◆ To do ◆
Restate the records below word for word, and omit the images they hold.

********************

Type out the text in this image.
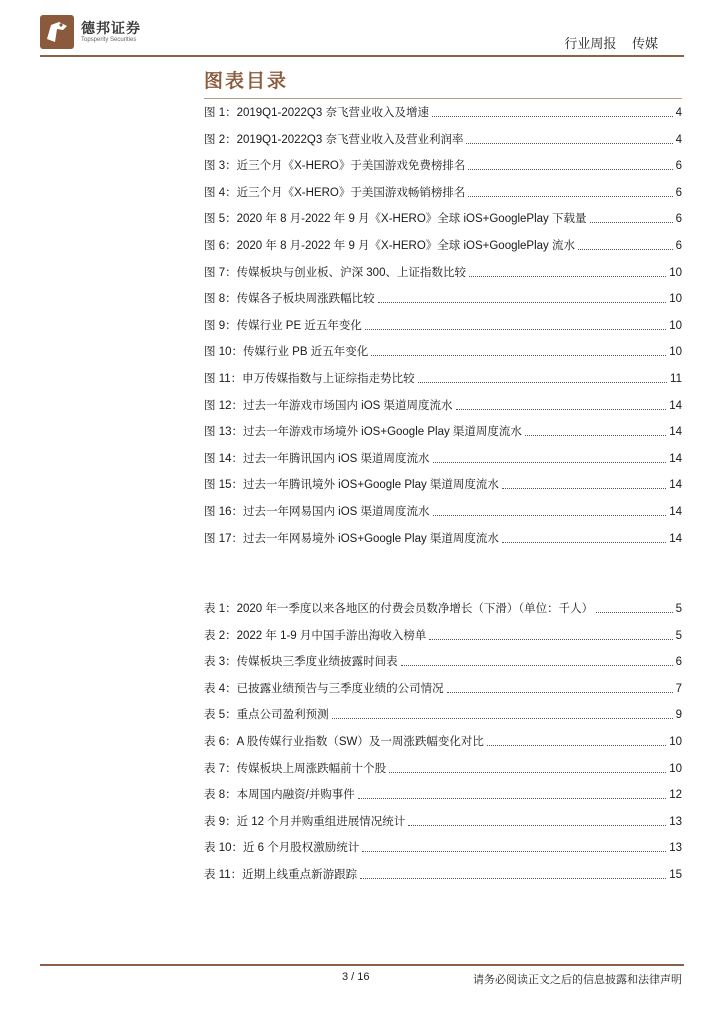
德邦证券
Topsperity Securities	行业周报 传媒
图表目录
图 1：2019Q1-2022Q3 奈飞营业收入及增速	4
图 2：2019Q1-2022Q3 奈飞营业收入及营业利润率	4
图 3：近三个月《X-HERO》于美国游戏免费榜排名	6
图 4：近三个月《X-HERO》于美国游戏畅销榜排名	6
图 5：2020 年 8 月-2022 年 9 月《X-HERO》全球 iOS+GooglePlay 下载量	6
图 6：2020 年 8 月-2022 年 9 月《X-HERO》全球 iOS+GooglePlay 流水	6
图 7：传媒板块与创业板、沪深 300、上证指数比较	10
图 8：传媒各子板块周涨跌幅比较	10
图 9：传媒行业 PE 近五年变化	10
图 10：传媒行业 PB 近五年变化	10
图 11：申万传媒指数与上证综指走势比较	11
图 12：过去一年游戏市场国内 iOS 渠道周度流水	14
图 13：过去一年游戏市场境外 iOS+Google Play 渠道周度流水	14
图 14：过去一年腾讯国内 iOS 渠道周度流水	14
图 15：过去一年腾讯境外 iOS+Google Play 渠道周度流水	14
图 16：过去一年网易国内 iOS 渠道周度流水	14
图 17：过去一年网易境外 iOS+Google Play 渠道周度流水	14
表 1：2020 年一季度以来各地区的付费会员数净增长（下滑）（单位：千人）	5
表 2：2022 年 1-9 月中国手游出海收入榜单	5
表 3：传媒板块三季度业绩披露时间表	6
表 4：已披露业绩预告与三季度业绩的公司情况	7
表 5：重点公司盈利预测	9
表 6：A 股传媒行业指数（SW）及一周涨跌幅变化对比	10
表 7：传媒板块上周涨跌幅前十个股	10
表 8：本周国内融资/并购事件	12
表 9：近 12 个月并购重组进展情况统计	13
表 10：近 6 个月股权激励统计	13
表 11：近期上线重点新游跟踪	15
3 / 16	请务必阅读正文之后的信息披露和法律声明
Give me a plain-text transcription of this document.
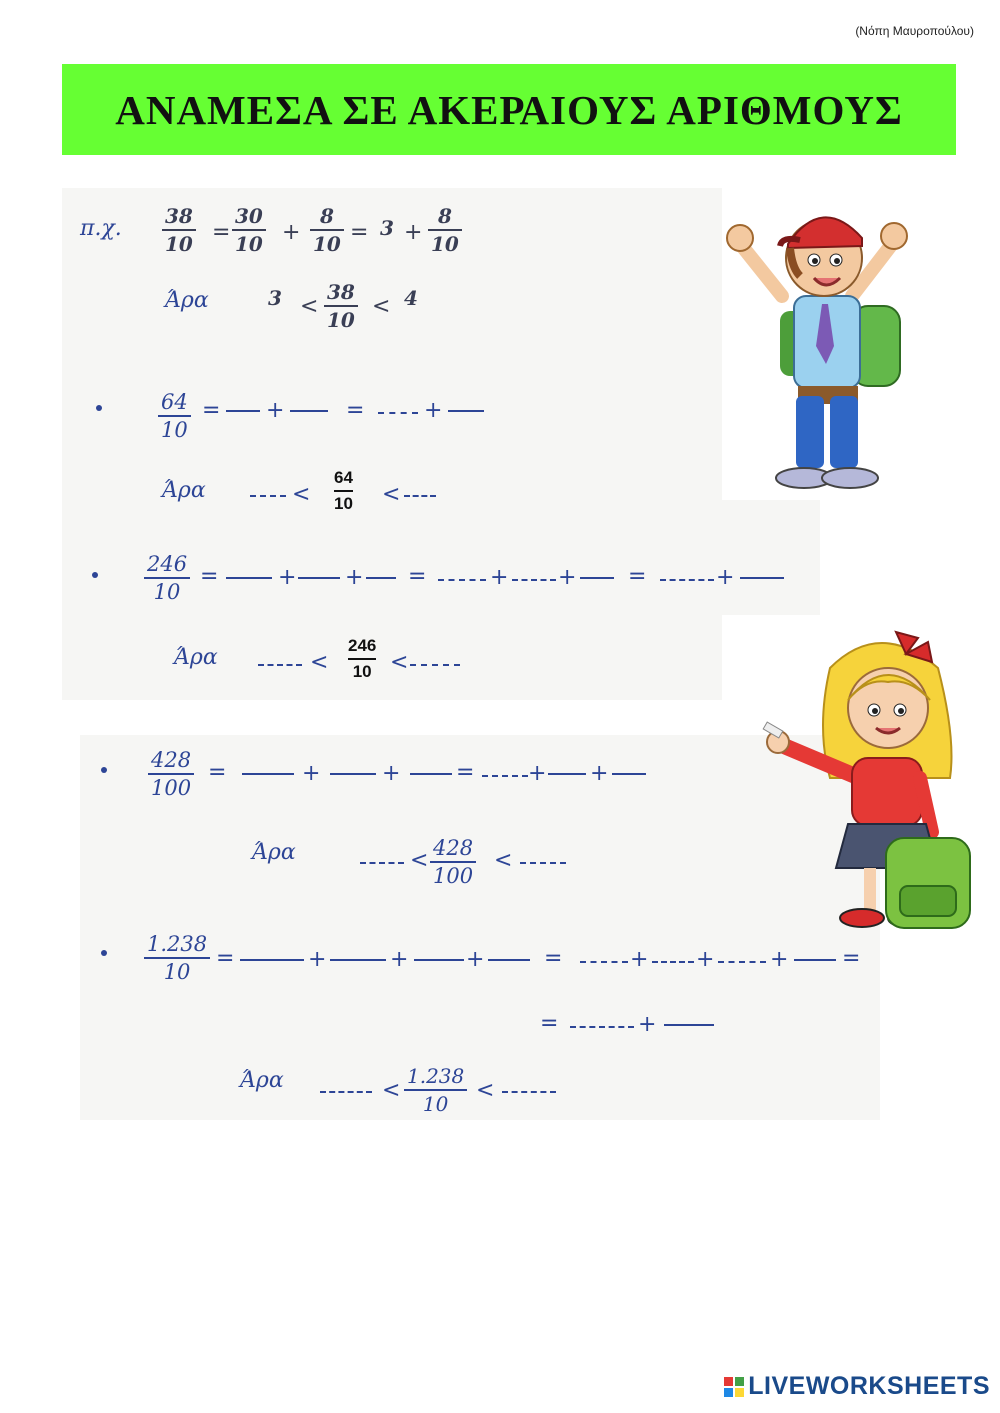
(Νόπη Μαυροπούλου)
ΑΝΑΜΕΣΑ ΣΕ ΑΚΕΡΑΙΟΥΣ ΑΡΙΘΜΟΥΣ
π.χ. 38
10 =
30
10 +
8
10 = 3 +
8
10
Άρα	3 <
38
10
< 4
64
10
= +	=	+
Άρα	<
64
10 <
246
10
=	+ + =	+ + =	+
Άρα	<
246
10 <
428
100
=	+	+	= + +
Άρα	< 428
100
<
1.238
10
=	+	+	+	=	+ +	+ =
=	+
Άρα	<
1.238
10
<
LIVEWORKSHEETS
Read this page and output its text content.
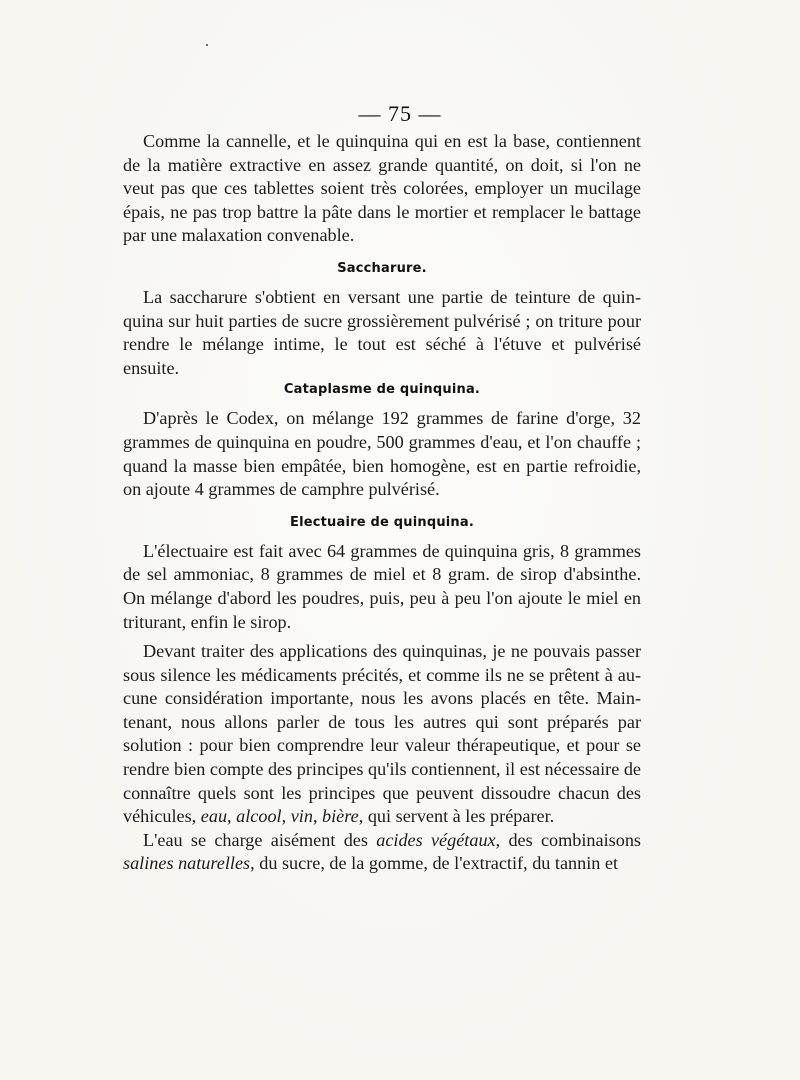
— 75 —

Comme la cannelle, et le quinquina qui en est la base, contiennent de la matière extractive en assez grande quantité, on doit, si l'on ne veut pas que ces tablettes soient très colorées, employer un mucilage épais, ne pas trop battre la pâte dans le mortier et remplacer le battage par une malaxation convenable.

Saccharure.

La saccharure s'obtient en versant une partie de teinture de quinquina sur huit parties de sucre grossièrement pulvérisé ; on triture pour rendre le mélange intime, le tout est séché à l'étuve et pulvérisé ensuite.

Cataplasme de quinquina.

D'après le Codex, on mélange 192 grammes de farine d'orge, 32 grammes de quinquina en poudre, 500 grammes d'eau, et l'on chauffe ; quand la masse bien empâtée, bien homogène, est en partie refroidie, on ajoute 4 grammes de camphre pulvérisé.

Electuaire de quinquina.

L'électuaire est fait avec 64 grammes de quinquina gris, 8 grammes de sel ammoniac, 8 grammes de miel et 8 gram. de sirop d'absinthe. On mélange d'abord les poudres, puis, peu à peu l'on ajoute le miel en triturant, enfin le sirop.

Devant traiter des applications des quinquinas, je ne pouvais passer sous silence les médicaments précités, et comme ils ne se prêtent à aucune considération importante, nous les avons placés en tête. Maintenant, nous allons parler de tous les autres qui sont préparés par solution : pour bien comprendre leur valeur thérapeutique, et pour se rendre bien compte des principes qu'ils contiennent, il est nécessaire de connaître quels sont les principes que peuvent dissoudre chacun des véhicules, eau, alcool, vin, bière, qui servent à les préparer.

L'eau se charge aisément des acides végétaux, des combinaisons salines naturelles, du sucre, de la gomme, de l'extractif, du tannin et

********************

◆ Result below ◆
Type out the text in this image.
德邦证券
Topsperity Securities	行业周报 传媒
图表目录
图 1：2019Q1-2022Q3 奈飞营业收入及增速	4
图 2：2019Q1-2022Q3 奈飞营业收入及营业利润率	4
图 3：近三个月《X-HERO》于美国游戏免费榜排名	6
图 4：近三个月《X-HERO》于美国游戏畅销榜排名	6
图 5：2020 年 8 月-2022 年 9 月《X-HERO》全球 iOS+GooglePlay 下载量	6
图 6：2020 年 8 月-2022 年 9 月《X-HERO》全球 iOS+GooglePlay 流水	6
图 7：传媒板块与创业板、沪深 300、上证指数比较	10
图 8：传媒各子板块周涨跌幅比较	10
图 9：传媒行业 PE 近五年变化	10
图 10：传媒行业 PB 近五年变化	10
图 11：申万传媒指数与上证综指走势比较	11
图 12：过去一年游戏市场国内 iOS 渠道周度流水	14
图 13：过去一年游戏市场境外 iOS+Google Play 渠道周度流水	14
图 14：过去一年腾讯国内 iOS 渠道周度流水	14
图 15：过去一年腾讯境外 iOS+Google Play 渠道周度流水	14
图 16：过去一年网易国内 iOS 渠道周度流水	14
图 17：过去一年网易境外 iOS+Google Play 渠道周度流水	14
表 1：2020 年一季度以来各地区的付费会员数净增长（下滑）（单位：千人）	5
表 2：2022 年 1-9 月中国手游出海收入榜单	5
表 3：传媒板块三季度业绩披露时间表	6
表 4：已披露业绩预告与三季度业绩的公司情况	7
表 5：重点公司盈利预测	9
表 6：A 股传媒行业指数（SW）及一周涨跌幅变化对比	10
表 7：传媒板块上周涨跌幅前十个股	10
表 8：本周国内融资/并购事件	12
表 9：近 12 个月并购重组进展情况统计	13
表 10：近 6 个月股权激励统计	13
表 11：近期上线重点新游跟踪	15
3 / 16	请务必阅读正文之后的信息披露和法律声明
Give me a plain-text transcription of this document.
(Νόπη Μαυροπούλου)
ΑΝΑΜΕΣΑ ΣΕ ΑΚΕΡΑΙΟΥΣ ΑΡΙΘΜΟΥΣ
π.χ. 38
10 =
30
10 +
8
10 = 3 +
8
10
Άρα	3 <
38
10
< 4
64
10
= +	=	+
Άρα	<
64
10 <
246
10
=	+ + =	+ + =	+
Άρα	<
246
10 <
428
100
=	+	+	= + +
Άρα	< 428
100
<
1.238
10
=	+	+	+	=	+ +	+ =
=	+
Άρα	<
1.238
10
<
LIVEWORKSHEETS
Read this page and output its text content.
— 75 —

Comme la cannelle, et le quinquina qui en est la base, contiennent de la matière extractive en assez grande quantité, on doit, si l'on ne veut pas que ces tablettes soient très colorées, employer un mucilage épais, ne pas trop battre la pâte dans le mortier et remplacer le battage par une malaxation convenable.

Saccharure.

La saccharure s'obtient en versant une partie de teinture de quinquina sur huit parties de sucre grossièrement pulvérisé ; on triture pour rendre le mélange intime, le tout est séché à l'étuve et pulvérisé ensuite.

Cataplasme de quinquina.

D'après le Codex, on mélange 192 grammes de farine d'orge, 32 grammes de quinquina en poudre, 500 grammes d'eau, et l'on chauffe ; quand la masse bien empâtée, bien homogène, est en partie refroidie, on ajoute 4 grammes de camphre pulvérisé.

Electuaire de quinquina.

L'électuaire est fait avec 64 grammes de quinquina gris, 8 grammes de sel ammoniac, 8 grammes de miel et 8 gram. de sirop d'absinthe. On mélange d'abord les poudres, puis, peu à peu l'on ajoute le miel en triturant, enfin le sirop.

Devant traiter des applications des quinquinas, je ne pouvais passer sous silence les médicaments précités, et comme ils ne se prêtent à aucune considération importante, nous les avons placés en tête. Maintenant, nous allons parler de tous les autres qui sont préparés par solution : pour bien comprendre leur valeur thérapeutique, et pour se rendre bien compte des principes qu'ils contiennent, il est nécessaire de connaître quels sont les principes que peuvent dissoudre chacun des véhicules, eau, alcool, vin, bière, qui servent à les préparer.

L'eau se charge aisément des acides végétaux, des combinaisons salines naturelles, du sucre, de la gomme, de l'extractif, du tannin et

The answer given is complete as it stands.